Records provided Start Marker
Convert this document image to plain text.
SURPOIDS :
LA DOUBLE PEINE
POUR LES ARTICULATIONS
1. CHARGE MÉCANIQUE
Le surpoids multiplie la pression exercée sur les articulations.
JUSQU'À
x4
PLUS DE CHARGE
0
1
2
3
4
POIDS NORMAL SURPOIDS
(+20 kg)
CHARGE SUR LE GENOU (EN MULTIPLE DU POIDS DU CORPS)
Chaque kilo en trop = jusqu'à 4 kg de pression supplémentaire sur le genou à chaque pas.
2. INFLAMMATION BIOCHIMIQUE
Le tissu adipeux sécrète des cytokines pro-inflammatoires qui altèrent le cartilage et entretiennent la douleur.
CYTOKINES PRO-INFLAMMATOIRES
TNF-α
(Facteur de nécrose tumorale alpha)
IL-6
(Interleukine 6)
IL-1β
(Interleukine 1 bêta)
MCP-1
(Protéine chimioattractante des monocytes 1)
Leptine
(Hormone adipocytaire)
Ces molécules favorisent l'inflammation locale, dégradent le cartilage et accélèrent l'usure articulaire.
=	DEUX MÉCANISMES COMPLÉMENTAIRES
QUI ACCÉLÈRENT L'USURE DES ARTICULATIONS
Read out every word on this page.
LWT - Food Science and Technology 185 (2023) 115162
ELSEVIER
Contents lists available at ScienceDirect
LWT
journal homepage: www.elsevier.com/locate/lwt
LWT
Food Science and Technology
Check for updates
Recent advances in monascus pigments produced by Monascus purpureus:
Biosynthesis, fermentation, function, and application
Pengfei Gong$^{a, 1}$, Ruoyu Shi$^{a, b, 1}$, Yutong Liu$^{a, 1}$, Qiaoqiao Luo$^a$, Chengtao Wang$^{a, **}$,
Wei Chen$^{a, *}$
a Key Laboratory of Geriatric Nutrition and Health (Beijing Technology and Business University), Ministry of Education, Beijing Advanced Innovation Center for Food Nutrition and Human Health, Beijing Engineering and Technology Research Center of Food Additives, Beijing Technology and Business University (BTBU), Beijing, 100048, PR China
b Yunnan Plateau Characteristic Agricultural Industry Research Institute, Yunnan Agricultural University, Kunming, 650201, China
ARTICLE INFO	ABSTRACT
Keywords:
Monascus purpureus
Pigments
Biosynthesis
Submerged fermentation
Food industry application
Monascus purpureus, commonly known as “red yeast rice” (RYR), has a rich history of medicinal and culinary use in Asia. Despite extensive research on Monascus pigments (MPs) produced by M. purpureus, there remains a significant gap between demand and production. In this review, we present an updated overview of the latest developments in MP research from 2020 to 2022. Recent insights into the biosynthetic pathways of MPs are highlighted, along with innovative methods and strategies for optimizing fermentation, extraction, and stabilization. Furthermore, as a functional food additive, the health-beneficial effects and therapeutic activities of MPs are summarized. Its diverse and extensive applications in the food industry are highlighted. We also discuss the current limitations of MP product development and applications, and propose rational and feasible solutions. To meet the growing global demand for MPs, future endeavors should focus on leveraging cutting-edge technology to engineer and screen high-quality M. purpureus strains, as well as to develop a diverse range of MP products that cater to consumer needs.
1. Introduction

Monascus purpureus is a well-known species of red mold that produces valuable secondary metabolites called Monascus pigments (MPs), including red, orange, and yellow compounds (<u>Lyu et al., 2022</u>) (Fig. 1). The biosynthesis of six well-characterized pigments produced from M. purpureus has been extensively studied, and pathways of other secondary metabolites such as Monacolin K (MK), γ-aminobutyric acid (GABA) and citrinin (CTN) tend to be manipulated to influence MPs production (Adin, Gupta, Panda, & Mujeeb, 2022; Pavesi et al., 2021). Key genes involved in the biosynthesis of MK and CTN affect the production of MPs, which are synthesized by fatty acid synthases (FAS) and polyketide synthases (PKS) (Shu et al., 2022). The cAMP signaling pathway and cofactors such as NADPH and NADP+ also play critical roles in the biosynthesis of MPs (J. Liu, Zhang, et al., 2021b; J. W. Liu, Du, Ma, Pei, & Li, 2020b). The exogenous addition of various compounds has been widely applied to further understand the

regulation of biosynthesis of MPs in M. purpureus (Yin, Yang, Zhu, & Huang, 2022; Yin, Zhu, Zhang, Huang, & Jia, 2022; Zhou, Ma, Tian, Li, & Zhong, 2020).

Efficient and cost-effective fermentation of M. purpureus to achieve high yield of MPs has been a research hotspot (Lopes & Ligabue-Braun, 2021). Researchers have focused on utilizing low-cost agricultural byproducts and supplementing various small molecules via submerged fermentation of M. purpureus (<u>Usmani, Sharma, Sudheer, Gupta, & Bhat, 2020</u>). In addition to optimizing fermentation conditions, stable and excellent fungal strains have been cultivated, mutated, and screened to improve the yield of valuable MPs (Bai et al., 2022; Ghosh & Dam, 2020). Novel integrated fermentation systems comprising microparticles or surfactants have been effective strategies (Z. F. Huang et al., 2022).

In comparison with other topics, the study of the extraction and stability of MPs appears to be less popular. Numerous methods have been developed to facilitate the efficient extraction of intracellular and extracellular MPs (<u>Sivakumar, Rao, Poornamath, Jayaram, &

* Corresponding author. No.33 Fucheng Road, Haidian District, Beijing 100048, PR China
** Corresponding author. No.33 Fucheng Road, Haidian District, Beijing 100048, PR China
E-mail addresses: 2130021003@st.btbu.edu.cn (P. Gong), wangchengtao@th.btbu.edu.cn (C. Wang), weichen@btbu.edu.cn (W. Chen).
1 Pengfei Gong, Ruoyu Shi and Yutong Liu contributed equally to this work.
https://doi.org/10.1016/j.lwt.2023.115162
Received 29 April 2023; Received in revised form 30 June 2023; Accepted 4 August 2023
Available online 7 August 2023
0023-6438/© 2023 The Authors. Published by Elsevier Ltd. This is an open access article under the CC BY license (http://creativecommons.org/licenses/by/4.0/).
Records provided End Marker
If a line in the records contains "Haidian", report it.

◆ **Reply to the exercise**:
* Corresponding author. No.33 Fucheng Road, Haidian District, Beijing 100048, PR China
** Corresponding author. No.33 Fucheng Road, Haidian District, Beijing 100048, PR China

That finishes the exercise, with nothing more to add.